• **Work required**
Search the material for the word "Travel" and report each line where it turns up.
= = = = = = =
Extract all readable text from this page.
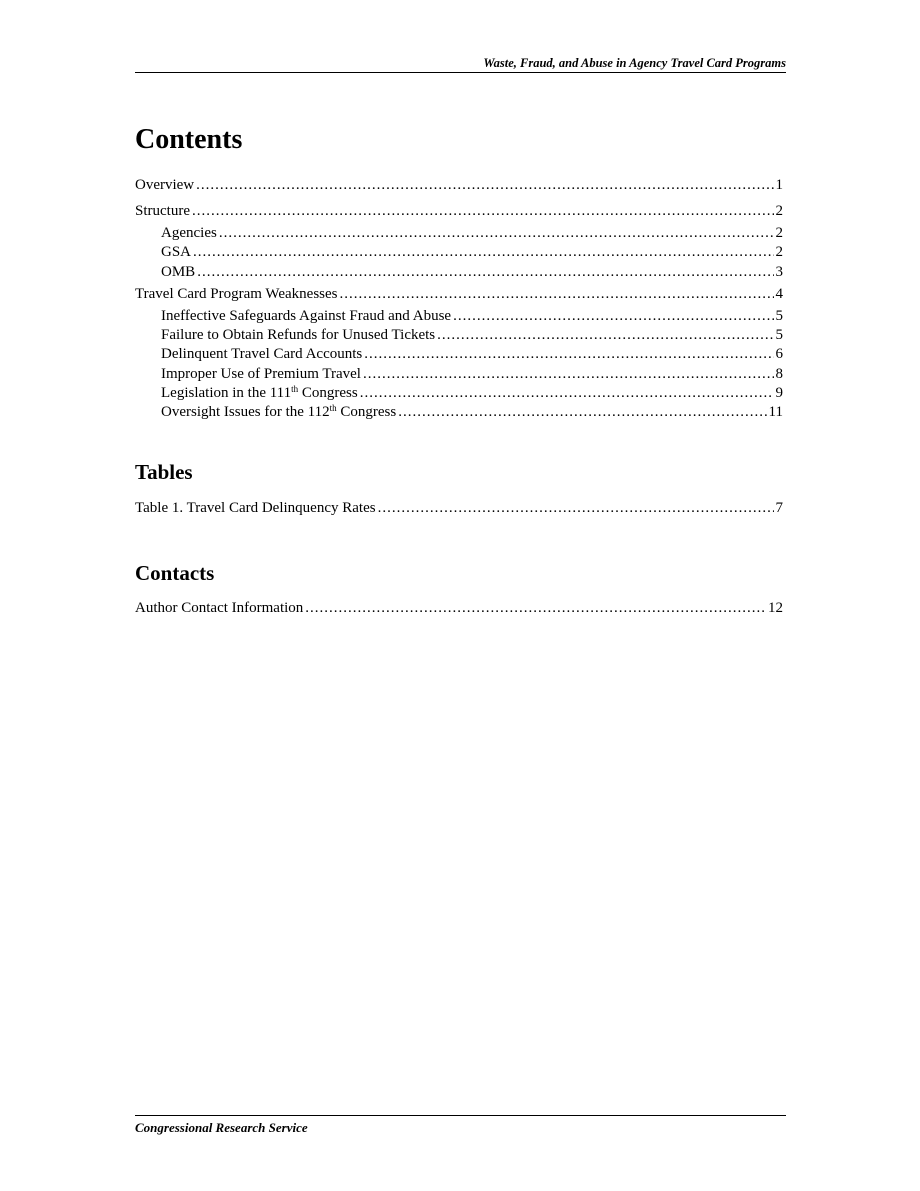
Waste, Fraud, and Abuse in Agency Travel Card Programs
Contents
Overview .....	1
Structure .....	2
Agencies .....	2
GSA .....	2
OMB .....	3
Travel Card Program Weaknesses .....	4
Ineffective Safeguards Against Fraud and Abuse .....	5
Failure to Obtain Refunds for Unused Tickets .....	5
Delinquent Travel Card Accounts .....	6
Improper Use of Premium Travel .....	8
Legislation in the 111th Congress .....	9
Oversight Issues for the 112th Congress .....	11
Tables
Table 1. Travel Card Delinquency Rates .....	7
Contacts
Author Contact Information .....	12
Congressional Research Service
= = = = = = =
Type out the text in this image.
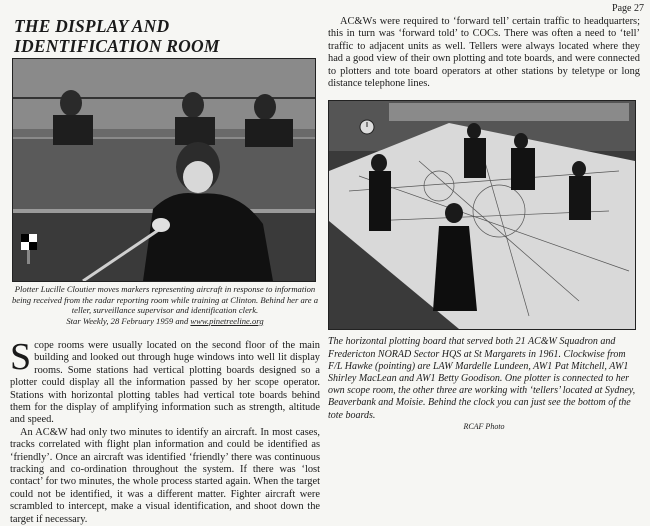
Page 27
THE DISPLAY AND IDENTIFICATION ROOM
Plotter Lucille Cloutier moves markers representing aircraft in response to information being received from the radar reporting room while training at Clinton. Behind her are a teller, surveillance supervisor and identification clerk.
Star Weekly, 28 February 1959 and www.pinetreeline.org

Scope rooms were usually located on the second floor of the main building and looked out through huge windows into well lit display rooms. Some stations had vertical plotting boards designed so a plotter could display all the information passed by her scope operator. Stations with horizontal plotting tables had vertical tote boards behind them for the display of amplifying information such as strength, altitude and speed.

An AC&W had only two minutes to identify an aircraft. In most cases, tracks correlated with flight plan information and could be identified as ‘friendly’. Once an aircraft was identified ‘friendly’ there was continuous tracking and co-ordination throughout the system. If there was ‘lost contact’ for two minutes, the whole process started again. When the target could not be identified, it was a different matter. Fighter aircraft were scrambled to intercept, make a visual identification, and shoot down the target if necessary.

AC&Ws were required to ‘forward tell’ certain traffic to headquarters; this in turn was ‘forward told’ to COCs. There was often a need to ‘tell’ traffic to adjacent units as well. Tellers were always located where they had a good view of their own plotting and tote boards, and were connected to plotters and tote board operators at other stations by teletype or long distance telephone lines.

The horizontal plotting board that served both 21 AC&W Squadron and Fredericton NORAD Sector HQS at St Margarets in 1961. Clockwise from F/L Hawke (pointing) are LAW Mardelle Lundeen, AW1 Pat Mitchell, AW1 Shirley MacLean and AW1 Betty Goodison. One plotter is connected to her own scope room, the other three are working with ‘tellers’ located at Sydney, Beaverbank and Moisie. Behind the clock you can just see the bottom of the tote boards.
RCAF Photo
= = = = = = =
• **Correct response**
Waste, Fraud, and Abuse in Agency Travel Card Programs
Travel Card Program Weaknesses .....	4
Delinquent Travel Card Accounts .....	6
Improper Use of Premium Travel .....	8
Table 1. Travel Card Delinquency Rates .....	7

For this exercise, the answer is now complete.